Problem:
Restate each line of the listing exactly, without carrying over any pictures.

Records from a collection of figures

# # #

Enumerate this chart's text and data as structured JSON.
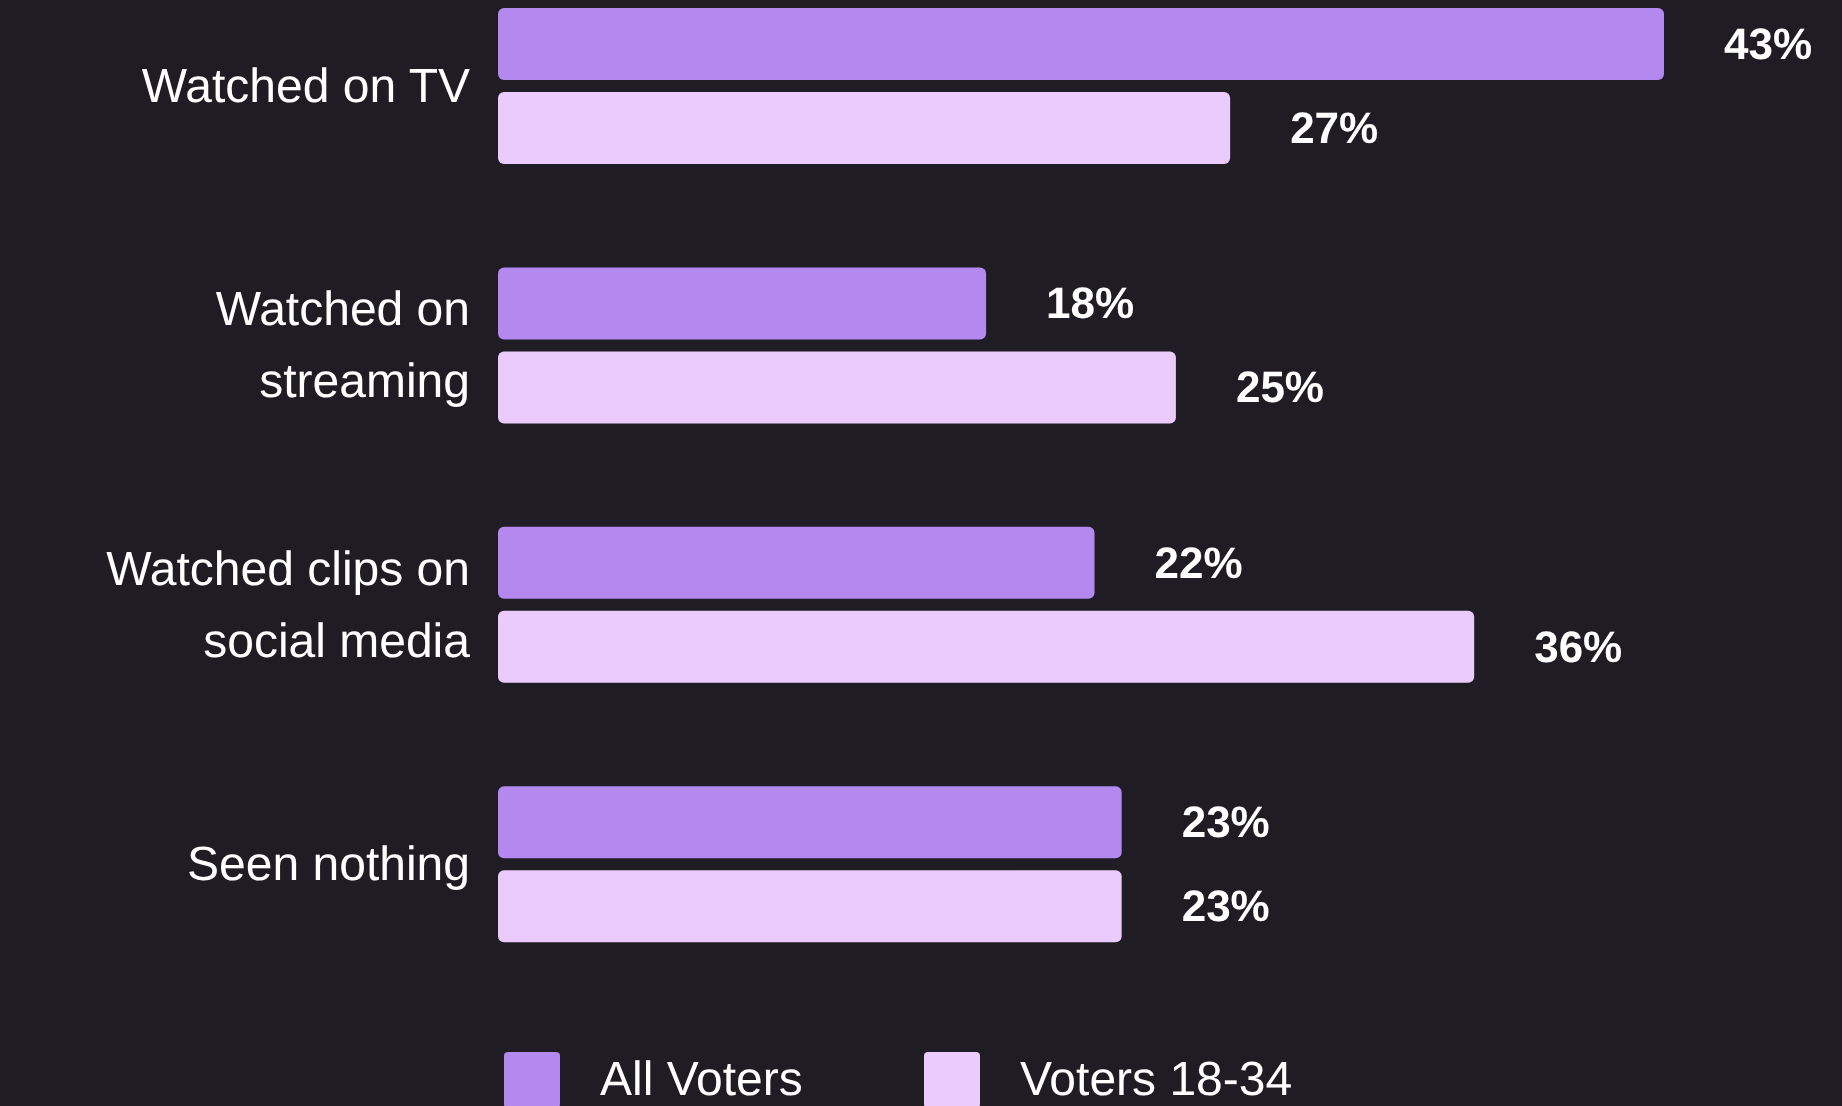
{
  "chart_data": {
    "type": "bar",
    "orientation": "horizontal",
    "categories": [
      "Watched on TV",
      "Watched on streaming",
      "Watched clips on social media",
      "Seen nothing"
    ],
    "series": [
      {
        "name": "All Voters",
        "color": "#b388ef",
        "values": [
          43,
          18,
          22,
          23
        ],
        "value_labels": [
          "43%",
          "18%",
          "22%",
          "23%"
        ]
      },
      {
        "name": "Voters 18-34",
        "color": "#ebcbfb",
        "values": [
          27,
          25,
          36,
          23
        ],
        "value_labels": [
          "27%",
          "25%",
          "36%",
          "23%"
        ]
      }
    ],
    "legend": "bottom"
  }
}
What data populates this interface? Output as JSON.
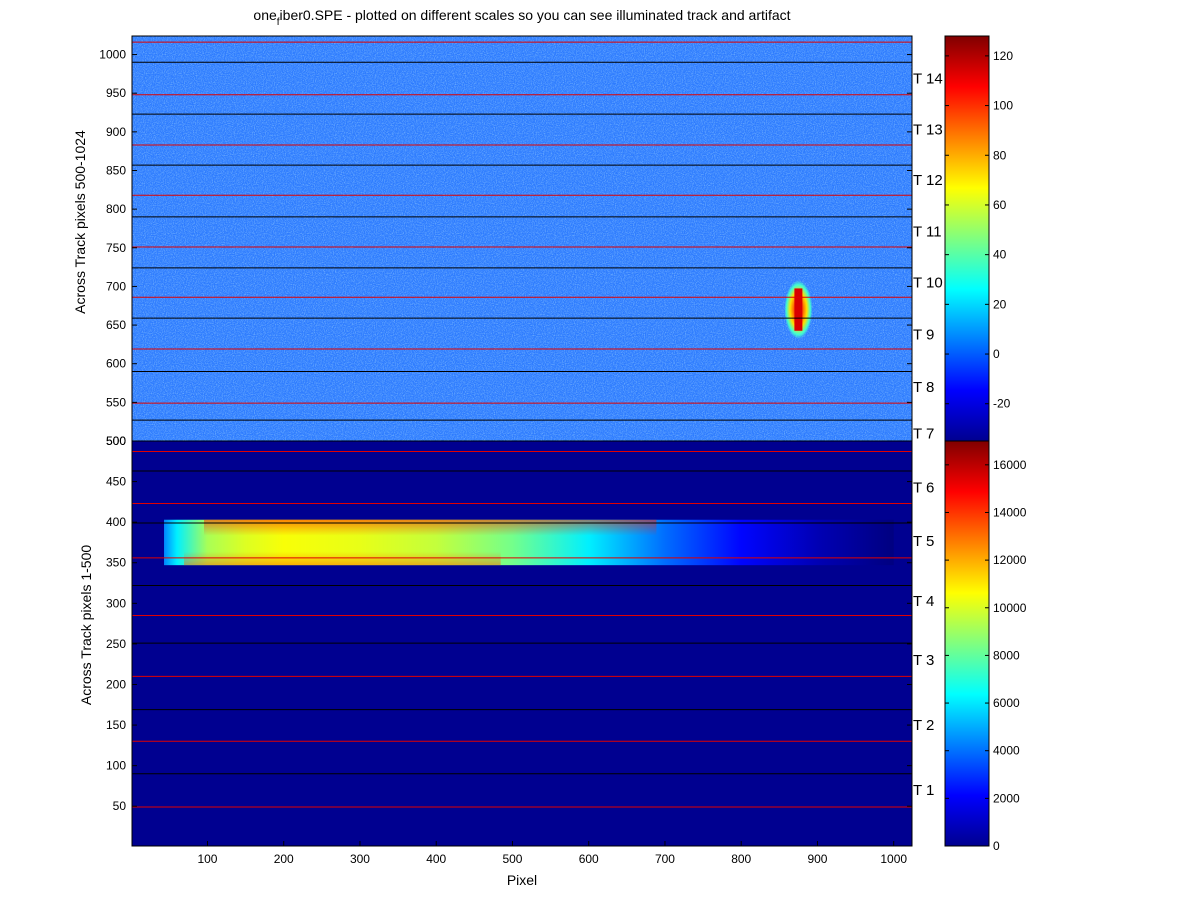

# # #

Result below:
Enumerate this chart's text and data as structured JSON.
{
  "chart_data": {
    "type": "bar",
    "orientation": "horizontal",
    "categories": [
      "Watched on TV",
      "Watched on streaming",
      "Watched clips on social media",
      "Seen nothing"
    ],
    "series": [
      {
        "name": "All Voters",
        "color": "#b388ef",
        "values": [
          43,
          18,
          22,
          23
        ],
        "value_labels": [
          "43%",
          "18%",
          "22%",
          "23%"
        ]
      },
      {
        "name": "Voters 18-34",
        "color": "#ebcbfb",
        "values": [
          27,
          25,
          36,
          23
        ],
        "value_labels": [
          "27%",
          "25%",
          "36%",
          "23%"
        ]
      }
    ],
    "legend": "bottom"
  }
}
What data populates this interface? Output as JSON.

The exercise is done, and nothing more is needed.